··· Entries supplied ···

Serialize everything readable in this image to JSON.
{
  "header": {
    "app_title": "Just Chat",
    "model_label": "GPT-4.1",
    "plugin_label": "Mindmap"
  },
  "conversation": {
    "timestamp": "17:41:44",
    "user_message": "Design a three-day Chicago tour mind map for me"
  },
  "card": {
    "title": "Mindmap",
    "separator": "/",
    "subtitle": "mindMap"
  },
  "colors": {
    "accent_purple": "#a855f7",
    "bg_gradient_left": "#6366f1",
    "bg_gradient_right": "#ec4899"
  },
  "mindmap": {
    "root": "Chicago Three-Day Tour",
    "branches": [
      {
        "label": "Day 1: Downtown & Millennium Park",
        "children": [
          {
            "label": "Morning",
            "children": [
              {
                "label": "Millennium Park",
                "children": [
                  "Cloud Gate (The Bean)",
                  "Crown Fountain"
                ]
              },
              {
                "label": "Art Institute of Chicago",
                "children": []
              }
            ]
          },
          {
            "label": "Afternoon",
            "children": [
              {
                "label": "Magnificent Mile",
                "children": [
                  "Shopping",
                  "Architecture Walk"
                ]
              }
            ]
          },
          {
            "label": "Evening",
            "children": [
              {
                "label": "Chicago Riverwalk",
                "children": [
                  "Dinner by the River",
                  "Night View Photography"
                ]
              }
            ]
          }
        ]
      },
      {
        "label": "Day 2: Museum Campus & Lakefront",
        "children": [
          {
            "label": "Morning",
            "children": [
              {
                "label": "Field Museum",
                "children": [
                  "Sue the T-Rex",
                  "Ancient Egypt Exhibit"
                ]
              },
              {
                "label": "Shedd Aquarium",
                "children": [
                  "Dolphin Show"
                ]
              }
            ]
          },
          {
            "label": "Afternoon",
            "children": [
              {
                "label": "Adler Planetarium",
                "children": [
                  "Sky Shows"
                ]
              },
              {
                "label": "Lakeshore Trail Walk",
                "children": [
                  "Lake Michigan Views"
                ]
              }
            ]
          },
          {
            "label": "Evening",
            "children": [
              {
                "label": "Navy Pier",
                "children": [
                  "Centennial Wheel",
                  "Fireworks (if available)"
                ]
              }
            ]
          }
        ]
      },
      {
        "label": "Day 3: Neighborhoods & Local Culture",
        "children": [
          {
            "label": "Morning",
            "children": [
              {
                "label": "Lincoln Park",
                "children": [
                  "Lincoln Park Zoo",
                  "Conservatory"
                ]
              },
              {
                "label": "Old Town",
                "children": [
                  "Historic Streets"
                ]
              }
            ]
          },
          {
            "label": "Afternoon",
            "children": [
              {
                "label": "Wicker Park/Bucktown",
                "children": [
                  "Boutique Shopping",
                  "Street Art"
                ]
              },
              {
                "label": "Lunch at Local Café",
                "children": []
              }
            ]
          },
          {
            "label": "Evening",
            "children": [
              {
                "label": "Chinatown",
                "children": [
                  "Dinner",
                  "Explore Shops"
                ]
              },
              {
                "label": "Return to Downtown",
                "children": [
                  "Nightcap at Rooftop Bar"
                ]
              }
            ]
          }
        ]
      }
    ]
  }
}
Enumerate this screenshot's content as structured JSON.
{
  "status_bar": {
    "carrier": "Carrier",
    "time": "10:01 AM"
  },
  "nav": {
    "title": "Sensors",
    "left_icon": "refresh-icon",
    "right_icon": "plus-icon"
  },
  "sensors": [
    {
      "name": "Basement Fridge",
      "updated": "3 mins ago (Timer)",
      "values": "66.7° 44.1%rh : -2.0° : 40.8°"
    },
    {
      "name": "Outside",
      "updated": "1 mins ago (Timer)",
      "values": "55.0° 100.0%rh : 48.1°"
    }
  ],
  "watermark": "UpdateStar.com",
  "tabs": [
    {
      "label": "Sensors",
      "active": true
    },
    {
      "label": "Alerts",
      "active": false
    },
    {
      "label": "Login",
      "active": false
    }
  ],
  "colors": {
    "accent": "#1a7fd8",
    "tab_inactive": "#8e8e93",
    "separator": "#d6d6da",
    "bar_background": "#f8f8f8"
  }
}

···

# Required work
Each record above should be returned exactly as it appears.

# Written solution
Serialize everything readable in this image to JSON.
{
  "header": {
    "app_title": "Just Chat",
    "model_label": "GPT-4.1",
    "plugin_label": "Mindmap"
  },
  "conversation": {
    "timestamp": "17:41:44",
    "user_message": "Design a three-day Chicago tour mind map for me"
  },
  "card": {
    "title": "Mindmap",
    "separator": "/",
    "subtitle": "mindMap"
  },
  "colors": {
    "accent_purple": "#a855f7",
    "bg_gradient_left": "#6366f1",
    "bg_gradient_right": "#ec4899"
  },
  "mindmap": {
    "root": "Chicago Three-Day Tour",
    "branches": [
      {
        "label": "Day 1: Downtown & Millennium Park",
        "children": [
          {
            "label": "Morning",
            "children": [
              {
                "label": "Millennium Park",
                "children": [
                  "Cloud Gate (The Bean)",
                  "Crown Fountain"
                ]
              },
              {
                "label": "Art Institute of Chicago",
                "children": []
              }
            ]
          },
          {
            "label": "Afternoon",
            "children": [
              {
                "label": "Magnificent Mile",
                "children": [
                  "Shopping",
                  "Architecture Walk"
                ]
              }
            ]
          },
          {
            "label": "Evening",
            "children": [
              {
                "label": "Chicago Riverwalk",
                "children": [
                  "Dinner by the River",
                  "Night View Photography"
                ]
              }
            ]
          }
        ]
      },
      {
        "label": "Day 2: Museum Campus & Lakefront",
        "children": [
          {
            "label": "Morning",
            "children": [
              {
                "label": "Field Museum",
                "children": [
                  "Sue the T-Rex",
                  "Ancient Egypt Exhibit"
                ]
              },
              {
                "label": "Shedd Aquarium",
                "children": [
                  "Dolphin Show"
                ]
              }
            ]
          },
          {
            "label": "Afternoon",
            "children": [
              {
                "label": "Adler Planetarium",
                "children": [
                  "Sky Shows"
                ]
              },
              {
                "label": "Lakeshore Trail Walk",
                "children": [
                  "Lake Michigan Views"
                ]
              }
            ]
          },
          {
            "label": "Evening",
            "children": [
              {
                "label": "Navy Pier",
                "children": [
                  "Centennial Wheel",
                  "Fireworks (if available)"
                ]
              }
            ]
          }
        ]
      },
      {
        "label": "Day 3: Neighborhoods & Local Culture",
        "children": [
          {
            "label": "Morning",
            "children": [
              {
                "label": "Lincoln Park",
                "children": [
                  "Lincoln Park Zoo",
                  "Conservatory"
                ]
              },
              {
                "label": "Old Town",
                "children": [
                  "Historic Streets"
                ]
              }
            ]
          },
          {
            "label": "Afternoon",
            "children": [
              {
                "label": "Wicker Park/Bucktown",
                "children": [
                  "Boutique Shopping",
                  "Street Art"
                ]
              },
              {
                "label": "Lunch at Local Café",
                "children": []
              }
            ]
          },
          {
            "label": "Evening",
            "children": [
              {
                "label": "Chinatown",
                "children": [
                  "Dinner",
                  "Explore Shops"
                ]
              },
              {
                "label": "Return to Downtown",
                "children": [
                  "Nightcap at Rooftop Bar"
                ]
              }
            ]
          }
        ]
      }
    ]
  }
}
Enumerate this screenshot's content as structured JSON.
{
  "status_bar": {
    "carrier": "Carrier",
    "time": "10:01 AM"
  },
  "nav": {
    "title": "Sensors",
    "left_icon": "refresh-icon",
    "right_icon": "plus-icon"
  },
  "sensors": [
    {
      "name": "Basement Fridge",
      "updated": "3 mins ago (Timer)",
      "values": "66.7° 44.1%rh : -2.0° : 40.8°"
    },
    {
      "name": "Outside",
      "updated": "1 mins ago (Timer)",
      "values": "55.0° 100.0%rh : 48.1°"
    }
  ],
  "watermark": "UpdateStar.com",
  "tabs": [
    {
      "label": "Sensors",
      "active": true
    },
    {
      "label": "Alerts",
      "active": false
    },
    {
      "label": "Login",
      "active": false
    }
  ],
  "colors": {
    "accent": "#1a7fd8",
    "tab_inactive": "#8e8e93",
    "separator": "#d6d6da",
    "bar_background": "#f8f8f8"
  }
}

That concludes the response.